Instructions for the task » Rewrite the records as a Markdown table with the columns Row and Entry, starting at the line that contains "Patent image size: (842, 330)." and ending at the line that contains "The bore 28 is at (338, 152).". Number each line in sequence and omit blank lines.

[start of Recorded information]

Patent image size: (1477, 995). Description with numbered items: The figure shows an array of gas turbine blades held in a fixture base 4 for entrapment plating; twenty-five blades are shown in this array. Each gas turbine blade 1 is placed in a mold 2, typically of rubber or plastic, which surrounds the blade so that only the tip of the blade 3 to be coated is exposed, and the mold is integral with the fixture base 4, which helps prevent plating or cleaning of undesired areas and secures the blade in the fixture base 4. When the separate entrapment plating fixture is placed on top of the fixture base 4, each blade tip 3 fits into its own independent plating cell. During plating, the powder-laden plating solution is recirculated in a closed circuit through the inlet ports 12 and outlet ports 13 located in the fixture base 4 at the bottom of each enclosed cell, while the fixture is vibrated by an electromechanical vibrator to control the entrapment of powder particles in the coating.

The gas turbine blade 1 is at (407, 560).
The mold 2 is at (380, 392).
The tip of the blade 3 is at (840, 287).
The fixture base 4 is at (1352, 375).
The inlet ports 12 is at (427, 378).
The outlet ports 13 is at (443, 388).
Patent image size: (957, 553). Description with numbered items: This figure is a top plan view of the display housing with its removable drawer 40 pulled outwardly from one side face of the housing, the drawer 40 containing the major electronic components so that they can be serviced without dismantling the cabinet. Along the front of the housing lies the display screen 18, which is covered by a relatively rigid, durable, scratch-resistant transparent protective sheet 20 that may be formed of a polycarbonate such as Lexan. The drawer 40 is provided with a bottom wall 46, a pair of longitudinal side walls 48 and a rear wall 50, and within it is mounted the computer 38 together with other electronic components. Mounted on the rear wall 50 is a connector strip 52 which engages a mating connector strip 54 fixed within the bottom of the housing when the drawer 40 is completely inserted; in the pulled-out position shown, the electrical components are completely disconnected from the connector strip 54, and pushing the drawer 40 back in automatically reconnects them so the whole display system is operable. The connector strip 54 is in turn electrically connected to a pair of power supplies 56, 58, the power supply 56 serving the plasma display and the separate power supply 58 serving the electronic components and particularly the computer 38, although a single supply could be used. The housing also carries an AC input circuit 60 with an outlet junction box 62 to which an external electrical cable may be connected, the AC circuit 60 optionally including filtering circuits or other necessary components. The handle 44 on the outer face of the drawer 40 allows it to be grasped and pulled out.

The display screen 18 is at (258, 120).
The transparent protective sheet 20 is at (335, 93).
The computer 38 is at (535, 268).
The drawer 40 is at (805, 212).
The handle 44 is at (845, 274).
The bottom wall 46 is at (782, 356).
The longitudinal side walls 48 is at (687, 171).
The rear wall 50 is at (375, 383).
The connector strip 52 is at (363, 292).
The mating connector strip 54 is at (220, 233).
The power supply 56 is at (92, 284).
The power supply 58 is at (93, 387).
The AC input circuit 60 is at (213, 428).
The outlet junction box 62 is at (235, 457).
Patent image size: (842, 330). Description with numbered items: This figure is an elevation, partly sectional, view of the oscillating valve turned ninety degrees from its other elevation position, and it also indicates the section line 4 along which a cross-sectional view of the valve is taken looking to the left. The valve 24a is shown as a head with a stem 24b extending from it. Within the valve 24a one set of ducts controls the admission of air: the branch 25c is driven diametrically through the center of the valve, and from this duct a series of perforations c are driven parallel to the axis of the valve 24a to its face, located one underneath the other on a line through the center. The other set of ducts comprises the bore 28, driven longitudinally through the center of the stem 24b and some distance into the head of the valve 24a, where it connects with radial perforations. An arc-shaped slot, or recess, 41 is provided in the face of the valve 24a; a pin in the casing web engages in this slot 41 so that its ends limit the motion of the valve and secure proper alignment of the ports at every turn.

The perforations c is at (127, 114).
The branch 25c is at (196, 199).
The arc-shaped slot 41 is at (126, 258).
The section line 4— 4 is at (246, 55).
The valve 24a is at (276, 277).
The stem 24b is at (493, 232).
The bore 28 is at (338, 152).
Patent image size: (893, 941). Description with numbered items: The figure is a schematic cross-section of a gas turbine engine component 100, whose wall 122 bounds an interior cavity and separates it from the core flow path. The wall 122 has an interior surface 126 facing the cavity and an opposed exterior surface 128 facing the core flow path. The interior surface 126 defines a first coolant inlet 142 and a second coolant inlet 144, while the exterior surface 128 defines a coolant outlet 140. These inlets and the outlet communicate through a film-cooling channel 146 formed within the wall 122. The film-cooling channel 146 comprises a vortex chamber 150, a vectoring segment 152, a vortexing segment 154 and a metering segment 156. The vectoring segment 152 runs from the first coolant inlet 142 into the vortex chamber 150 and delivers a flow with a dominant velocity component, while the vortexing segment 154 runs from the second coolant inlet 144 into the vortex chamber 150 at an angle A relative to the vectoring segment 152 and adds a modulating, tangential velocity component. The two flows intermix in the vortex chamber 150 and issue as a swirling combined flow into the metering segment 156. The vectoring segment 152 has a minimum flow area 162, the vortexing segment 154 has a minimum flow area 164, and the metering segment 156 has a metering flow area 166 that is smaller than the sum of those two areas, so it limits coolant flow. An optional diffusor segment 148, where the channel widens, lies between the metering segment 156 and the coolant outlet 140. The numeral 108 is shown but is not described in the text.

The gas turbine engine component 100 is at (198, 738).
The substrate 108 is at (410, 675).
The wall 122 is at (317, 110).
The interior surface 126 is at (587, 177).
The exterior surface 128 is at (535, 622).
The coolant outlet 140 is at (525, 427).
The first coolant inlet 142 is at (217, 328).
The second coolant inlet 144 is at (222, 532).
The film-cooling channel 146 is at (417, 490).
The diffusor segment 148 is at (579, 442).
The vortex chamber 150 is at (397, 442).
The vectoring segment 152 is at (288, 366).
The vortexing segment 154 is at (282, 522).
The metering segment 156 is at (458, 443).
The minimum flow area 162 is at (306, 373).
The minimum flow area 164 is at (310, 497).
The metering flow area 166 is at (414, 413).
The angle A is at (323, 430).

[end of Recorded information]

Completed exercise »
| Row | Entry |
|---|---|
| 1 | Patent image size: (842, 330). Description with numbered items: This figure is an elevation, partly sectional, view of the oscillating valve turned ninety degrees from its other elevation position, and it also indicates the section line 4 along which a cross-sectional view of the valve is taken looking to the left. The valve 24a is shown as a head with a stem 24b extending from it. Within the valve 24a one set of ducts controls the admission of air: the branch 25c is driven diametrically through the center of the valve, and from this duct a series of perforations c are driven parallel to the axis of the valve 24a to its face, located one underneath the other on a line through the center. The other set of ducts comprises the bore 28, driven longitudinally through the center of the stem 24b and some distance into the head of the valve 24a, where it connects with radial perforations. An arc-shaped slot, or recess, 41 is provided in the face of the valve 24a; a pin in the casing web engages in this slot 41 so that its ends limit the motion of the valve and secure proper alignment of the ports at every turn. |
| 2 | The perforations c is at (127, 114). |
| 3 | The branch 25c is at (196, 199). |
| 4 | The arc-shaped slot 41 is at (126, 258). |
| 5 | The section line 4— 4 is at (246, 55). |
| 6 | The valve 24a is at (276, 277). |
| 7 | The stem 24b is at (493, 232). |
| 8 | The bore 28 is at (338, 152). |